**Data to use:**
####
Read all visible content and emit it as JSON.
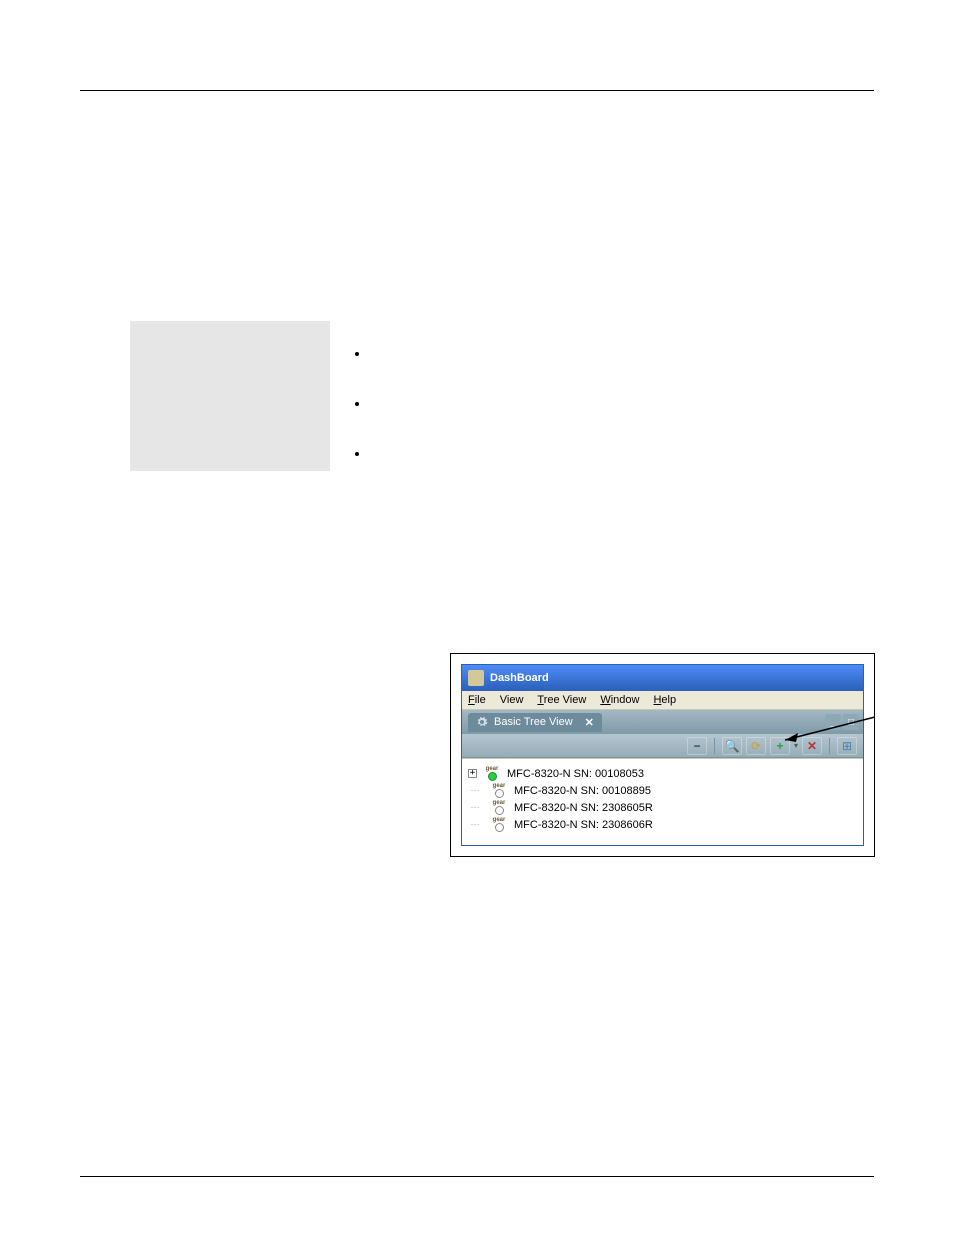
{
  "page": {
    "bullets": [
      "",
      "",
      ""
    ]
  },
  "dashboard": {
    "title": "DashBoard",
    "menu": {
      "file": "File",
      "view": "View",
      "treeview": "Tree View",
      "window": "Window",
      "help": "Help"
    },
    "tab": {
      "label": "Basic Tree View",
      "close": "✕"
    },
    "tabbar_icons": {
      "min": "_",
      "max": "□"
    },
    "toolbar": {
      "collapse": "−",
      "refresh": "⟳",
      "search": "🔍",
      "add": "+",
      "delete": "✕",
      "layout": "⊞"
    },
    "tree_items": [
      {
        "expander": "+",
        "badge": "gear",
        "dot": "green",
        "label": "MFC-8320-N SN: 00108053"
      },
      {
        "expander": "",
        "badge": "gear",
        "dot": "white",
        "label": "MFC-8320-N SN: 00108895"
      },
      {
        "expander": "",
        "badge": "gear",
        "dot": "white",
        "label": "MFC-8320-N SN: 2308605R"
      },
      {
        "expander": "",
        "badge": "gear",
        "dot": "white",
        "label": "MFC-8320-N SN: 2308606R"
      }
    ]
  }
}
####
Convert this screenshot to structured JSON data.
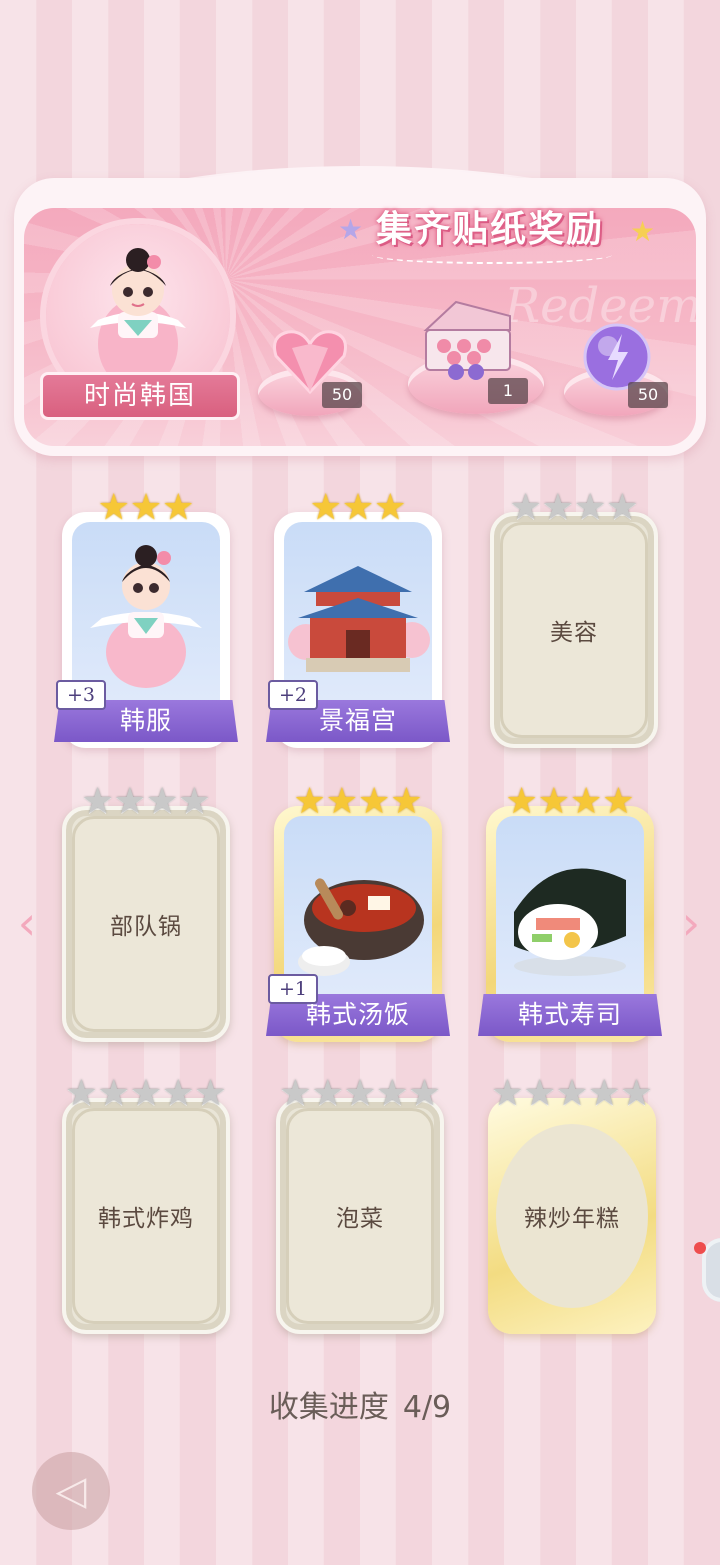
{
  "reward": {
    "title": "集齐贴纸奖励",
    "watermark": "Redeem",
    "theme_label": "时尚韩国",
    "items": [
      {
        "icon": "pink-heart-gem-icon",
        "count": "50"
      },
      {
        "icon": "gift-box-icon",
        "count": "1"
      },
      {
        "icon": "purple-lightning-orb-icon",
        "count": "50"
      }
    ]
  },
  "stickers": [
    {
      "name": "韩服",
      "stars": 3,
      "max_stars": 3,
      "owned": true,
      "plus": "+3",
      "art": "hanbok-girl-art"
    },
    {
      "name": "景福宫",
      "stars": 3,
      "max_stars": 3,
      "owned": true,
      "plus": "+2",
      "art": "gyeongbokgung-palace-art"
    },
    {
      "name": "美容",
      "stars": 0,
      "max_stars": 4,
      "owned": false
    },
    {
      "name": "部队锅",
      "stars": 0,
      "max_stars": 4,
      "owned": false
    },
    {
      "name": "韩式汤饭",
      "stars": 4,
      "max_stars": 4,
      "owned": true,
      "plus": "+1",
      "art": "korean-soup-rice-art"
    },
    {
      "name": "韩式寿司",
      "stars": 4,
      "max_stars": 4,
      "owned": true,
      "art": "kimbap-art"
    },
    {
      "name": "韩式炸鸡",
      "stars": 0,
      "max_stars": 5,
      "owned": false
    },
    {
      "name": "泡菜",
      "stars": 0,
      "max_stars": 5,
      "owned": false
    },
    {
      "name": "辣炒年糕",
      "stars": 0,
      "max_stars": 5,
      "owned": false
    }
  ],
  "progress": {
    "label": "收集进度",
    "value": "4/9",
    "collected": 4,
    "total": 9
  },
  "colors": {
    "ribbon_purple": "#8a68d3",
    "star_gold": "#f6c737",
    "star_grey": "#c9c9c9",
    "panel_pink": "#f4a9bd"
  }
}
####
**Set exercise:** Copy, from the material, each line that holds the string "View".

**Answer below:**
      "view": "View",
      "treeview": "Tree View",
      "label": "Basic Tree View",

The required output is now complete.